'''
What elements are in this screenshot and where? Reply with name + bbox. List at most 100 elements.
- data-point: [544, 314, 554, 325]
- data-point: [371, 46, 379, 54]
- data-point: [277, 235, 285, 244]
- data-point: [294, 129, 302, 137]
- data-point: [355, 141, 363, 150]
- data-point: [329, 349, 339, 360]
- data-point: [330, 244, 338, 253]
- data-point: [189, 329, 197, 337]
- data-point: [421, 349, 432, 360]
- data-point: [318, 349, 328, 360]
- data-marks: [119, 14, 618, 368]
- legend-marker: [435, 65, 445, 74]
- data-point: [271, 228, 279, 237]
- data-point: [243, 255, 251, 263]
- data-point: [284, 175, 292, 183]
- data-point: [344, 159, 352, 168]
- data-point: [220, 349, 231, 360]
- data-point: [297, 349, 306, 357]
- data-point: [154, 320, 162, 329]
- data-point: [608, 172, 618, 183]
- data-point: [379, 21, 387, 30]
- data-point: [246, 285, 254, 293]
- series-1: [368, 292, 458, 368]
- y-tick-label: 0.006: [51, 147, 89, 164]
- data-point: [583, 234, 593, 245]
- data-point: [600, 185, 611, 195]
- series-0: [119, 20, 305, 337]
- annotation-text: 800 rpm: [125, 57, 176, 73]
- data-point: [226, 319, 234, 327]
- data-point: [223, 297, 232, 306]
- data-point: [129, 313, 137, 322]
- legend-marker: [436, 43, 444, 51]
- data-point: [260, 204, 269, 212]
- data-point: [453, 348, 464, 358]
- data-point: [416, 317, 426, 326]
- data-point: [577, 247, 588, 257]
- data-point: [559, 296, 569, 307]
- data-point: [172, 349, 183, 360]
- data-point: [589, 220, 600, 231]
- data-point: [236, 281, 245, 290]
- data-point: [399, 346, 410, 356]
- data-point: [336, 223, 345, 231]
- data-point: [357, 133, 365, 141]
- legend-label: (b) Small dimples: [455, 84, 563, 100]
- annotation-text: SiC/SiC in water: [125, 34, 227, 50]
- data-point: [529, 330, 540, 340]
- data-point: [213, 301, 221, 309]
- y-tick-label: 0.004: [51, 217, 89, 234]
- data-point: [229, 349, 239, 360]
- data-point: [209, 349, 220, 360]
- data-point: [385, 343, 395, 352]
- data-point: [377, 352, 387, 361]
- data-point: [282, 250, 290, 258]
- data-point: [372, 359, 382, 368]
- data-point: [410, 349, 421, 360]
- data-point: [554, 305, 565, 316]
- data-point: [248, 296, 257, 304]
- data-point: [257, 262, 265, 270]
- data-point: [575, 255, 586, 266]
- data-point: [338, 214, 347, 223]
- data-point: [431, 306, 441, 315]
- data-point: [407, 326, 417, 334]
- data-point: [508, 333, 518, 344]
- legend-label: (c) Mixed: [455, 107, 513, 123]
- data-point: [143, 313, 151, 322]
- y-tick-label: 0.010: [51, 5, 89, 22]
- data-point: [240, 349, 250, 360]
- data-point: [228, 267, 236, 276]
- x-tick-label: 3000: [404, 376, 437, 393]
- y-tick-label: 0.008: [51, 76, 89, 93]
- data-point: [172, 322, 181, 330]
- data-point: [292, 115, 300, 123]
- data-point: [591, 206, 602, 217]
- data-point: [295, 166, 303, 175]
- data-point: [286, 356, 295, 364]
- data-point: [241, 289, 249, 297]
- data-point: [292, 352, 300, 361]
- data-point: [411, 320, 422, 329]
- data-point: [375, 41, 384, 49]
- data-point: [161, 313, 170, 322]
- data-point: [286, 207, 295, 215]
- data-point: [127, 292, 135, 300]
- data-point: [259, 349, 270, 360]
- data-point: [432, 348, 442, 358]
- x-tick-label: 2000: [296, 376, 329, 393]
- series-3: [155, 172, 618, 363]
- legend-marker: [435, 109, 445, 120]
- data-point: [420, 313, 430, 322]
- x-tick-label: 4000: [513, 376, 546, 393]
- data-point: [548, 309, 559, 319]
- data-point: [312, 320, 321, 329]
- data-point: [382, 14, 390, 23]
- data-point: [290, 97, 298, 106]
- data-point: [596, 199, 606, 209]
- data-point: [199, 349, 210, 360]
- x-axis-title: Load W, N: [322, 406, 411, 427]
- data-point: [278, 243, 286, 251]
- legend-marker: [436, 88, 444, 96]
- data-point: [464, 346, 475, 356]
'''
Work to complete: Rewrite the entire listing above as a Markdown table with two columns, Row and Text. Give each line its sequence number under Row and the line under Text, and omit any blank lines.

Written solution:
| Row | Text |
|---|---|
| 1 | What elements are in this screenshot and where? Reply with name + bbox. List at most 100 elements. |
| 2 | - data-point: [544, 314, 554, 325] |
| 3 | - data-point: [371, 46, 379, 54] |
| 4 | - data-point: [277, 235, 285, 244] |
| 5 | - data-point: [294, 129, 302, 137] |
| 6 | - data-point: [355, 141, 363, 150] |
| 7 | - data-point: [329, 349, 339, 360] |
| 8 | - data-point: [330, 244, 338, 253] |
| 9 | - data-point: [189, 329, 197, 337] |
| 10 | - data-point: [421, 349, 432, 360] |
| 11 | - data-point: [318, 349, 328, 360] |
| 12 | - data-marks: [119, 14, 618, 368] |
| 13 | - legend-marker: [435, 65, 445, 74] |
| 14 | - data-point: [271, 228, 279, 237] |
| 15 | - data-point: [243, 255, 251, 263] |
| 16 | - data-point: [284, 175, 292, 183] |
| 17 | - data-point: [344, 159, 352, 168] |
| 18 | - data-point: [220, 349, 231, 360] |
| 19 | - data-point: [297, 349, 306, 357] |
| 20 | - data-point: [154, 320, 162, 329] |
| 21 | - data-point: [608, 172, 618, 183] |
| 22 | - data-point: [379, 21, 387, 30] |
| 23 | - data-point: [246, 285, 254, 293] |
| 24 | - series-1: [368, 292, 458, 368] |
| 25 | - y-tick-label: 0.006: [51, 147, 89, 164] |
| 26 | - data-point: [583, 234, 593, 245] |
| 27 | - data-point: [600, 185, 611, 195] |
| 28 | - series-0: [119, 20, 305, 337] |
| 29 | - annotation-text: 800 rpm: [125, 57, 176, 73] |
| 30 | - data-point: [226, 319, 234, 327] |
| 31 | - data-point: [223, 297, 232, 306] |
| 32 | - data-point: [129, 313, 137, 322] |
| 33 | - legend-marker: [436, 43, 444, 51] |
| 34 | - data-point: [260, 204, 269, 212] |
| 35 | - data-point: [453, 348, 464, 358] |
| 36 | - data-point: [416, 317, 426, 326] |
| 37 | - data-point: [577, 247, 588, 257] |
| 38 | - data-point: [559, 296, 569, 307] |
| 39 | - data-point: [172, 349, 183, 360] |
| 40 | - data-point: [589, 220, 600, 231] |
| 41 | - data-point: [236, 281, 245, 290] |
| 42 | - data-point: [399, 346, 410, 356] |
| 43 | - data-point: [336, 223, 345, 231] |
| 44 | - data-point: [357, 133, 365, 141] |
| 45 | - legend-label: (b) Small dimples: [455, 84, 563, 100] |
| 46 | - annotation-text: SiC/SiC in water: [125, 34, 227, 50] |
| 47 | - data-point: [529, 330, 540, 340] |
| 48 | - data-point: [213, 301, 221, 309] |
| 49 | - y-tick-label: 0.004: [51, 217, 89, 234] |
| 50 | - data-point: [229, 349, 239, 360] |
| 51 | - data-point: [209, 349, 220, 360] |
| 52 | - data-point: [385, 343, 395, 352] |
| 53 | - data-point: [377, 352, 387, 361] |
| 54 | - data-point: [282, 250, 290, 258] |
| 55 | - data-point: [372, 359, 382, 368] |
| 56 | - data-point: [410, 349, 421, 360] |
| 57 | - data-point: [554, 305, 565, 316] |
| 58 | - data-point: [248, 296, 257, 304] |
| 59 | - data-point: [257, 262, 265, 270] |
| 60 | - data-point: [575, 255, 586, 266] |
| 61 | - data-point: [338, 214, 347, 223] |
| 62 | - data-point: [431, 306, 441, 315] |
| 63 | - data-point: [407, 326, 417, 334] |
| 64 | - data-point: [508, 333, 518, 344] |
| 65 | - legend-label: (c) Mixed: [455, 107, 513, 123] |
| 66 | - data-point: [143, 313, 151, 322] |
| 67 | - y-tick-label: 0.010: [51, 5, 89, 22] |
| 68 | - data-point: [240, 349, 250, 360] |
| 69 | - data-point: [228, 267, 236, 276] |
| 70 | - x-tick-label: 3000: [404, 376, 437, 393] |
| 71 | - y-tick-label: 0.008: [51, 76, 89, 93] |
| 72 | - data-point: [172, 322, 181, 330] |
| 73 | - data-point: [292, 115, 300, 123] |
| 74 | - data-point: [591, 206, 602, 217] |
| 75 | - data-point: [295, 166, 303, 175] |
| 76 | - data-point: [286, 356, 295, 364] |
| 77 | - data-point: [241, 289, 249, 297] |
| 78 | - data-point: [292, 352, 300, 361] |
| 79 | - data-point: [411, 320, 422, 329] |
| 80 | - data-point: [375, 41, 384, 49] |
| 81 | - data-point: [161, 313, 170, 322] |
| 82 | - data-point: [286, 207, 295, 215] |
| 83 | - data-point: [127, 292, 135, 300] |
| 84 | - data-point: [259, 349, 270, 360] |
| 85 | - data-point: [432, 348, 442, 358] |
| 86 | - x-tick-label: 2000: [296, 376, 329, 393] |
| 87 | - series-3: [155, 172, 618, 363] |
| 88 | - legend-marker: [435, 109, 445, 120] |
| 89 | - data-point: [420, 313, 430, 322] |
| 90 | - x-tick-label: 4000: [513, 376, 546, 393] |
| 91 | - data-point: [548, 309, 559, 319] |
| 92 | - data-point: [312, 320, 321, 329] |
| 93 | - data-point: [382, 14, 390, 23] |
| 94 | - data-point: [290, 97, 298, 106] |
| 95 | - data-point: [596, 199, 606, 209] |
| 96 | - data-point: [199, 349, 210, 360] |
| 97 | - x-axis-title: Load W, N: [322, 406, 411, 427] |
| 98 | - data-point: [278, 243, 286, 251] |
| 99 | - legend-marker: [436, 88, 444, 96] |
| 100 | - data-point: [464, 346, 475, 356] |